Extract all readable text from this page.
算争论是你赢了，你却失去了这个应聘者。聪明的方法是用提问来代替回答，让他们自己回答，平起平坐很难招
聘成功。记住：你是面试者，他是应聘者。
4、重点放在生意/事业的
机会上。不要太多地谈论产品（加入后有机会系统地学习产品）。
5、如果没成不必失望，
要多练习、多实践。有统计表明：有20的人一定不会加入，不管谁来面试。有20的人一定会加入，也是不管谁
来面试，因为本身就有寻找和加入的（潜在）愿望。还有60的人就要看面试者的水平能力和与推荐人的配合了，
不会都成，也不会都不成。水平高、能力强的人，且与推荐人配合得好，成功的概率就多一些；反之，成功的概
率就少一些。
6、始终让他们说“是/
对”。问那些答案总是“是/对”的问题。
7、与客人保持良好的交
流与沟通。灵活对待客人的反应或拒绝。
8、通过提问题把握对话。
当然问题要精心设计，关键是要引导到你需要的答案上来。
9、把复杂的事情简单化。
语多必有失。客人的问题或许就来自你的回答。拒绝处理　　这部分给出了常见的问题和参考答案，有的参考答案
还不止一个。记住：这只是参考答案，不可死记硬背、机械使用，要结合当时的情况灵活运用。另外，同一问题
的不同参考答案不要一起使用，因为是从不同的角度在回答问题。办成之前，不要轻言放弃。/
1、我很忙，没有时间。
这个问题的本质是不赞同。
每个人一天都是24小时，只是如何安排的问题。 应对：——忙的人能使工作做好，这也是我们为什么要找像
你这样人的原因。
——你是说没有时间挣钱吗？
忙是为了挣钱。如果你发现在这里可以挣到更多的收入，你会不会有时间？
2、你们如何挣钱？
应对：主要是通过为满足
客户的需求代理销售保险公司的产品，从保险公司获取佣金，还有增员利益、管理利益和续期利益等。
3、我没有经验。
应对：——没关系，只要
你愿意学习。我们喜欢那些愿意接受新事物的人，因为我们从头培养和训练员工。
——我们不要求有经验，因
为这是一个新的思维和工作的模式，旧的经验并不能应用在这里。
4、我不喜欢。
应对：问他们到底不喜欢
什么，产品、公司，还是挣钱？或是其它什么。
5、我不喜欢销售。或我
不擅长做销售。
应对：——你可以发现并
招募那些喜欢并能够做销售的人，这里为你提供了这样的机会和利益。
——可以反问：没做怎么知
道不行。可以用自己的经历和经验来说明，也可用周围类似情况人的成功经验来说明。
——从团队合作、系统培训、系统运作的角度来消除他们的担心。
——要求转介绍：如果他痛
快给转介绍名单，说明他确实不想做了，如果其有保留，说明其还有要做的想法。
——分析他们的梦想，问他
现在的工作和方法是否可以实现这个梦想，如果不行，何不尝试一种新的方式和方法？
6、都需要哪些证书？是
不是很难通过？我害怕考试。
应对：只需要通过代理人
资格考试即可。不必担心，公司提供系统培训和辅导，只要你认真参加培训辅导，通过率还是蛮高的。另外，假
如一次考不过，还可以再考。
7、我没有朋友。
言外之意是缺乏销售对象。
########################################
Give back all the data exactly as written.

### OUTPUT FOR THIS EXERCISE
Extract all readable text from this page.
算争论是你赢了，你却失去了这个应聘者。聪明的方法是用提问来代替回答，让他们自己回答，平起平坐很难招
聘成功。记住：你是面试者，他是应聘者。
4、重点放在生意/事业的
机会上。不要太多地谈论产品（加入后有机会系统地学习产品）。
5、如果没成不必失望，
要多练习、多实践。有统计表明：有20的人一定不会加入，不管谁来面试。有20的人一定会加入，也是不管谁
来面试，因为本身就有寻找和加入的（潜在）愿望。还有60的人就要看面试者的水平能力和与推荐人的配合了，
不会都成，也不会都不成。水平高、能力强的人，且与推荐人配合得好，成功的概率就多一些；反之，成功的概
率就少一些。
6、始终让他们说“是/
对”。问那些答案总是“是/对”的问题。
7、与客人保持良好的交
流与沟通。灵活对待客人的反应或拒绝。
8、通过提问题把握对话。
当然问题要精心设计，关键是要引导到你需要的答案上来。
9、把复杂的事情简单化。
语多必有失。客人的问题或许就来自你的回答。拒绝处理　　这部分给出了常见的问题和参考答案，有的参考答案
还不止一个。记住：这只是参考答案，不可死记硬背、机械使用，要结合当时的情况灵活运用。另外，同一问题
的不同参考答案不要一起使用，因为是从不同的角度在回答问题。办成之前，不要轻言放弃。/
1、我很忙，没有时间。
这个问题的本质是不赞同。
每个人一天都是24小时，只是如何安排的问题。 应对：——忙的人能使工作做好，这也是我们为什么要找像
你这样人的原因。
——你是说没有时间挣钱吗？
忙是为了挣钱。如果你发现在这里可以挣到更多的收入，你会不会有时间？
2、你们如何挣钱？
应对：主要是通过为满足
客户的需求代理销售保险公司的产品，从保险公司获取佣金，还有增员利益、管理利益和续期利益等。
3、我没有经验。
应对：——没关系，只要
你愿意学习。我们喜欢那些愿意接受新事物的人，因为我们从头培养和训练员工。
——我们不要求有经验，因
为这是一个新的思维和工作的模式，旧的经验并不能应用在这里。
4、我不喜欢。
应对：问他们到底不喜欢
什么，产品、公司，还是挣钱？或是其它什么。
5、我不喜欢销售。或我
不擅长做销售。
应对：——你可以发现并
招募那些喜欢并能够做销售的人，这里为你提供了这样的机会和利益。
——可以反问：没做怎么知
道不行。可以用自己的经历和经验来说明，也可用周围类似情况人的成功经验来说明。
——从团队合作、系统培训、系统运作的角度来消除他们的担心。
——要求转介绍：如果他痛
快给转介绍名单，说明他确实不想做了，如果其有保留，说明其还有要做的想法。
——分析他们的梦想，问他
现在的工作和方法是否可以实现这个梦想，如果不行，何不尝试一种新的方式和方法？
6、都需要哪些证书？是
不是很难通过？我害怕考试。
应对：只需要通过代理人
资格考试即可。不必担心，公司提供系统培训和辅导，只要你认真参加培训辅导，通过率还是蛮高的。另外，假
如一次考不过，还可以再考。
7、我没有朋友。
言外之意是缺乏销售对象。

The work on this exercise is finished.